■ Information supplied:
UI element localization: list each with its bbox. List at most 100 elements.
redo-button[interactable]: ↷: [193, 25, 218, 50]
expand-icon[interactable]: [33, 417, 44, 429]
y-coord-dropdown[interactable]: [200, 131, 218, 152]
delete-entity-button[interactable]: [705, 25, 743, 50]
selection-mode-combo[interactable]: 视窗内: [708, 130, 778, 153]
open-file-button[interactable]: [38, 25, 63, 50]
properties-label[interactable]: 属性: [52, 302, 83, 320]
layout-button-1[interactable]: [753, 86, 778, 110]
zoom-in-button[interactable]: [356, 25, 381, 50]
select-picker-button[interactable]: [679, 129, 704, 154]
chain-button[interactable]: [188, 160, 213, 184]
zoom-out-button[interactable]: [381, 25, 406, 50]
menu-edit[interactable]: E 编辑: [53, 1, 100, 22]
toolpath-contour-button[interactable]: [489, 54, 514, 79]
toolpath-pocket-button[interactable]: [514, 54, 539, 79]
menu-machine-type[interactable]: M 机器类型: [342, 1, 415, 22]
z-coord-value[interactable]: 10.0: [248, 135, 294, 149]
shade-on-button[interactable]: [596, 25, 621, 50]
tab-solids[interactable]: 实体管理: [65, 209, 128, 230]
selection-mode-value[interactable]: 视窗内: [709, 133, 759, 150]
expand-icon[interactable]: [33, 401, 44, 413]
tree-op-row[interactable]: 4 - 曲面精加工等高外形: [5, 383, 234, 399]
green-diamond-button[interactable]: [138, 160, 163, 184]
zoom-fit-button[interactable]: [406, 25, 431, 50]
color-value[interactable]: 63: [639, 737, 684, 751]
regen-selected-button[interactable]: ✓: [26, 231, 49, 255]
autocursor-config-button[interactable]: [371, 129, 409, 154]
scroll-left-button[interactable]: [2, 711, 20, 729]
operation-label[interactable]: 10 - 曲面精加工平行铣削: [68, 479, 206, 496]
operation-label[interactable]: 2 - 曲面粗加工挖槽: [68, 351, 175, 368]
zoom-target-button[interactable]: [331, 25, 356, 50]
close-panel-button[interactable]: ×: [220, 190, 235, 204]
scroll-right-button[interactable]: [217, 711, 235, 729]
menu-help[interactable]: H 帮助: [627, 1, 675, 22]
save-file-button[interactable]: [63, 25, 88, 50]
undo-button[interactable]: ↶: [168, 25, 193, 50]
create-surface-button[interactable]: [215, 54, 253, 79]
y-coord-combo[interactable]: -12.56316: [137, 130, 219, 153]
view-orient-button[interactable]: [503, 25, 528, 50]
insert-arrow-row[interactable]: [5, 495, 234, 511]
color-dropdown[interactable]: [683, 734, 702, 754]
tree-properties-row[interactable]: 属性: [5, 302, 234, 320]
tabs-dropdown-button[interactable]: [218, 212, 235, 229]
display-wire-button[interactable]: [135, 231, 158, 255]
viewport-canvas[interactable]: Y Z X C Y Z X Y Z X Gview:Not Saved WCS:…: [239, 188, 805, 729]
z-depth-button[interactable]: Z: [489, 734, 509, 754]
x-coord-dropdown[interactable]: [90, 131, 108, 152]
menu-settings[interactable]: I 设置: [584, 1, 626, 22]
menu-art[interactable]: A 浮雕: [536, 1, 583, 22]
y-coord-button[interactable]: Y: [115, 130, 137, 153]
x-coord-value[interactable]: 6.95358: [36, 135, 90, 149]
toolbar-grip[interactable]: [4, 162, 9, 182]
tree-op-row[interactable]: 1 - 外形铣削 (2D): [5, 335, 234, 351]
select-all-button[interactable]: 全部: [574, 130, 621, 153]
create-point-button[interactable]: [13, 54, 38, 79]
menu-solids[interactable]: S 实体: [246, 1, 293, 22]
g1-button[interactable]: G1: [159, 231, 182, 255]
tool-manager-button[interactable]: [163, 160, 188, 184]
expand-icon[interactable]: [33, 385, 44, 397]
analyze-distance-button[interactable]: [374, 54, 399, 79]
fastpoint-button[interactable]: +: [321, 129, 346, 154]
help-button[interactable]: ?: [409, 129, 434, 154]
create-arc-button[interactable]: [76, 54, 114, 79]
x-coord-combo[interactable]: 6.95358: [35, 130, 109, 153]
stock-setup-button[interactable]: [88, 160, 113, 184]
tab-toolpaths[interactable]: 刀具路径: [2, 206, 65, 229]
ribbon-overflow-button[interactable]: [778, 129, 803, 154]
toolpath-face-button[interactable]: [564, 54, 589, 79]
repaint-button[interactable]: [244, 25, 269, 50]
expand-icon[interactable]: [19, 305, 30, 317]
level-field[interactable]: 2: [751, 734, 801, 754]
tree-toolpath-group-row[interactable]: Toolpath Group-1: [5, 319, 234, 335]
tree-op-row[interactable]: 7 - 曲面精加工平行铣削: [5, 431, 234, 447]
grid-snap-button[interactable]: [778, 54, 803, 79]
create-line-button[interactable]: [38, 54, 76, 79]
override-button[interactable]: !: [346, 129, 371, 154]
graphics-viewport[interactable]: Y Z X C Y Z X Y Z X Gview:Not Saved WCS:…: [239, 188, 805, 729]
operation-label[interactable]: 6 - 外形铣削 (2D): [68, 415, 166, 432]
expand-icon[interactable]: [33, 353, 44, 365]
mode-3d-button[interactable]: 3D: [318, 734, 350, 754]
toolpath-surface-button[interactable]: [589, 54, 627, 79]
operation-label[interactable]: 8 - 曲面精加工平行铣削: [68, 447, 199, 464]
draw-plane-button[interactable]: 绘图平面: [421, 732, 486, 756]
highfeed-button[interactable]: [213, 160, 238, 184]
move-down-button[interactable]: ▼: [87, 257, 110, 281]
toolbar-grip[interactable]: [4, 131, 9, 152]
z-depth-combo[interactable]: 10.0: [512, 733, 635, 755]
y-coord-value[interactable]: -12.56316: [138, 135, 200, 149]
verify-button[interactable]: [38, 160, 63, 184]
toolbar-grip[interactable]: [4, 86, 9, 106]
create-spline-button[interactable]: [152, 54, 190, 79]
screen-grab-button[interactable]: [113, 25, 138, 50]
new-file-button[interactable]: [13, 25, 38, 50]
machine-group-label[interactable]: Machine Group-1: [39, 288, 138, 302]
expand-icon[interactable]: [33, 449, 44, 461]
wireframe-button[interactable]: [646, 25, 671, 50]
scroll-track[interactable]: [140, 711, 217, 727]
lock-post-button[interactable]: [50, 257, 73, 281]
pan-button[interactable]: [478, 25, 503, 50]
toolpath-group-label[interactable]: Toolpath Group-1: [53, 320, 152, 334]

■ Objective: Reproduce every entry above line for line, with no changes.

■ Exercise result:
UI element localization: list each with its bbox. List at most 100 elements.
redo-button[interactable]: ↷: [193, 25, 218, 50]
expand-icon[interactable]: [33, 417, 44, 429]
y-coord-dropdown[interactable]: [200, 131, 218, 152]
delete-entity-button[interactable]: [705, 25, 743, 50]
selection-mode-combo[interactable]: 视窗内: [708, 130, 778, 153]
open-file-button[interactable]: [38, 25, 63, 50]
properties-label[interactable]: 属性: [52, 302, 83, 320]
layout-button-1[interactable]: [753, 86, 778, 110]
zoom-in-button[interactable]: [356, 25, 381, 50]
select-picker-button[interactable]: [679, 129, 704, 154]
chain-button[interactable]: [188, 160, 213, 184]
zoom-out-button[interactable]: [381, 25, 406, 50]
menu-edit[interactable]: E 编辑: [53, 1, 100, 22]
toolpath-contour-button[interactable]: [489, 54, 514, 79]
toolpath-pocket-button[interactable]: [514, 54, 539, 79]
menu-machine-type[interactable]: M 机器类型: [342, 1, 415, 22]
z-coord-value[interactable]: 10.0: [248, 135, 294, 149]
shade-on-button[interactable]: [596, 25, 621, 50]
tab-solids[interactable]: 实体管理: [65, 209, 128, 230]
selection-mode-value[interactable]: 视窗内: [709, 133, 759, 150]
expand-icon[interactable]: [33, 401, 44, 413]
tree-op-row[interactable]: 4 - 曲面精加工等高外形: [5, 383, 234, 399]
green-diamond-button[interactable]: [138, 160, 163, 184]
zoom-fit-button[interactable]: [406, 25, 431, 50]
color-value[interactable]: 63: [639, 737, 684, 751]
regen-selected-button[interactable]: ✓: [26, 231, 49, 255]
autocursor-config-button[interactable]: [371, 129, 409, 154]
scroll-left-button[interactable]: [2, 711, 20, 729]
operation-label[interactable]: 10 - 曲面精加工平行铣削: [68, 479, 206, 496]
operation-label[interactable]: 2 - 曲面粗加工挖槽: [68, 351, 175, 368]
zoom-target-button[interactable]: [331, 25, 356, 50]
close-panel-button[interactable]: ×: [220, 190, 235, 204]
scroll-right-button[interactable]: [217, 711, 235, 729]
menu-help[interactable]: H 帮助: [627, 1, 675, 22]
save-file-button[interactable]: [63, 25, 88, 50]
undo-button[interactable]: ↶: [168, 25, 193, 50]
create-surface-button[interactable]: [215, 54, 253, 79]
y-coord-combo[interactable]: -12.56316: [137, 130, 219, 153]
view-orient-button[interactable]: [503, 25, 528, 50]
insert-arrow-row[interactable]: [5, 495, 234, 511]
color-dropdown[interactable]: [683, 734, 702, 754]
tree-properties-row[interactable]: 属性: [5, 302, 234, 320]
tabs-dropdown-button[interactable]: [218, 212, 235, 229]
display-wire-button[interactable]: [135, 231, 158, 255]
viewport-canvas[interactable]: Y Z X C Y Z X Y Z X Gview:Not Saved WCS:…: [239, 188, 805, 729]
z-depth-button[interactable]: Z: [489, 734, 509, 754]
x-coord-dropdown[interactable]: [90, 131, 108, 152]
menu-settings[interactable]: I 设置: [584, 1, 626, 22]
menu-art[interactable]: A 浮雕: [536, 1, 583, 22]
y-coord-button[interactable]: Y: [115, 130, 137, 153]
x-coord-value[interactable]: 6.95358: [36, 135, 90, 149]
toolbar-grip[interactable]: [4, 162, 9, 182]
tree-op-row[interactable]: 1 - 外形铣削 (2D): [5, 335, 234, 351]
select-all-button[interactable]: 全部: [574, 130, 621, 153]
create-point-button[interactable]: [13, 54, 38, 79]
menu-solids[interactable]: S 实体: [246, 1, 293, 22]
g1-button[interactable]: G1: [159, 231, 182, 255]
tool-manager-button[interactable]: [163, 160, 188, 184]
expand-icon[interactable]: [33, 385, 44, 397]
analyze-distance-button[interactable]: [374, 54, 399, 79]
fastpoint-button[interactable]: +: [321, 129, 346, 154]
help-button[interactable]: ?: [409, 129, 434, 154]
create-arc-button[interactable]: [76, 54, 114, 79]
x-coord-combo[interactable]: 6.95358: [35, 130, 109, 153]
stock-setup-button[interactable]: [88, 160, 113, 184]
tab-toolpaths[interactable]: 刀具路径: [2, 206, 65, 229]
ribbon-overflow-button[interactable]: [778, 129, 803, 154]
toolpath-face-button[interactable]: [564, 54, 589, 79]
repaint-button[interactable]: [244, 25, 269, 50]
expand-icon[interactable]: [19, 305, 30, 317]
level-field[interactable]: 2: [751, 734, 801, 754]
tree-toolpath-group-row[interactable]: Toolpath Group-1: [5, 319, 234, 335]
tree-op-row[interactable]: 7 - 曲面精加工平行铣削: [5, 431, 234, 447]
grid-snap-button[interactable]: [778, 54, 803, 79]
create-line-button[interactable]: [38, 54, 76, 79]
override-button[interactable]: !: [346, 129, 371, 154]
graphics-viewport[interactable]: Y Z X C Y Z X Y Z X Gview:Not Saved WCS:…: [239, 188, 805, 729]
operation-label[interactable]: 6 - 外形铣削 (2D): [68, 415, 166, 432]
expand-icon[interactable]: [33, 353, 44, 365]
mode-3d-button[interactable]: 3D: [318, 734, 350, 754]
toolpath-surface-button[interactable]: [589, 54, 627, 79]
operation-label[interactable]: 8 - 曲面精加工平行铣削: [68, 447, 199, 464]
draw-plane-button[interactable]: 绘图平面: [421, 732, 486, 756]
highfeed-button[interactable]: [213, 160, 238, 184]
move-down-button[interactable]: ▼: [87, 257, 110, 281]
toolbar-grip[interactable]: [4, 131, 9, 152]
z-depth-combo[interactable]: 10.0: [512, 733, 635, 755]
y-coord-value[interactable]: -12.56316: [138, 135, 200, 149]
verify-button[interactable]: [38, 160, 63, 184]
toolbar-grip[interactable]: [4, 86, 9, 106]
create-spline-button[interactable]: [152, 54, 190, 79]
screen-grab-button[interactable]: [113, 25, 138, 50]
new-file-button[interactable]: [13, 25, 38, 50]
machine-group-label[interactable]: Machine Group-1: [39, 288, 138, 302]
expand-icon[interactable]: [33, 449, 44, 461]
wireframe-button[interactable]: [646, 25, 671, 50]
scroll-track[interactable]: [140, 711, 217, 727]
lock-post-button[interactable]: [50, 257, 73, 281]
pan-button[interactable]: [478, 25, 503, 50]
toolpath-group-label[interactable]: Toolpath Group-1: [53, 320, 152, 334]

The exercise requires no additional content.